BEGIN Given entries

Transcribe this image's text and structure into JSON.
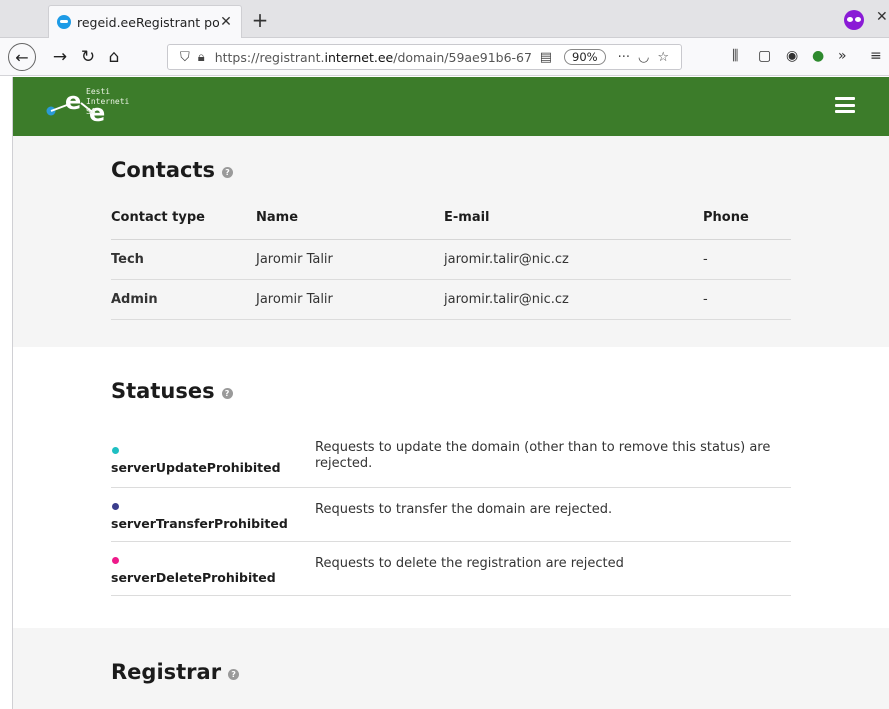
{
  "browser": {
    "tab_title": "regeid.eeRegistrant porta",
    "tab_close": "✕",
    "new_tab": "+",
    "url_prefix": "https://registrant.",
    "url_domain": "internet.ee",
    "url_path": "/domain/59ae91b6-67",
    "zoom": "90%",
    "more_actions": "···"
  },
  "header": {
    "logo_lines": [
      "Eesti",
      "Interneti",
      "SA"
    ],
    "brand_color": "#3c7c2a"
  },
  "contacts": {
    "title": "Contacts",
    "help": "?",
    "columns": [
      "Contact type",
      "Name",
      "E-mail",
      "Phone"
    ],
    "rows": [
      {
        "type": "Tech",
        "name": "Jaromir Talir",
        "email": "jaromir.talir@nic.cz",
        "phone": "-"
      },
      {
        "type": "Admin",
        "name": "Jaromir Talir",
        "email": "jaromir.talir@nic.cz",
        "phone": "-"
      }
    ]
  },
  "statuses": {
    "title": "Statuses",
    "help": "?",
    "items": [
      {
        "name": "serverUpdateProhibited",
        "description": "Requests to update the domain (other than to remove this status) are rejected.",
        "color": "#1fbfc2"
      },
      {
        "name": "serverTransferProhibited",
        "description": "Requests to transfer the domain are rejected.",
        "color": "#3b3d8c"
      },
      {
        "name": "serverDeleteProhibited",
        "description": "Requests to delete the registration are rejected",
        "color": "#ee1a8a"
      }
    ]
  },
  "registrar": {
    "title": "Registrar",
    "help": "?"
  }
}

END Given entries
BEGIN Given entries

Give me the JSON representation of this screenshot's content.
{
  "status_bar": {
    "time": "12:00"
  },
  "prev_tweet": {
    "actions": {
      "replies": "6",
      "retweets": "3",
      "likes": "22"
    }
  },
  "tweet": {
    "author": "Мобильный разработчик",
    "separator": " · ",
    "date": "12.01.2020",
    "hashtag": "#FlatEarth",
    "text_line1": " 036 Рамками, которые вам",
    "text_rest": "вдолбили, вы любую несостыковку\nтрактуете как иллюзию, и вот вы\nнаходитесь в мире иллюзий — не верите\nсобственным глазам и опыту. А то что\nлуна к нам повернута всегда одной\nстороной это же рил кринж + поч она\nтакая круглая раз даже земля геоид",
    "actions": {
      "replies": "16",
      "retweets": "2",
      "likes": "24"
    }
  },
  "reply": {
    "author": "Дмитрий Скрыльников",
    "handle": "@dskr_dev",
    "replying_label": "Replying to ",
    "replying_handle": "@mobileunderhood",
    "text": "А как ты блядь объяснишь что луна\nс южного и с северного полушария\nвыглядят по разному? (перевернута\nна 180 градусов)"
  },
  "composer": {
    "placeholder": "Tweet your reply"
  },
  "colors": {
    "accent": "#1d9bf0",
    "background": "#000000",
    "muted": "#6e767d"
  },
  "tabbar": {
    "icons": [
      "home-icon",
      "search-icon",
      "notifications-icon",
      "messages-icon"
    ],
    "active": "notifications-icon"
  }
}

END Given entries

Task> Among the entries above, how many lines include the word "Requests"? Reply with the number only.

Response to this task> 3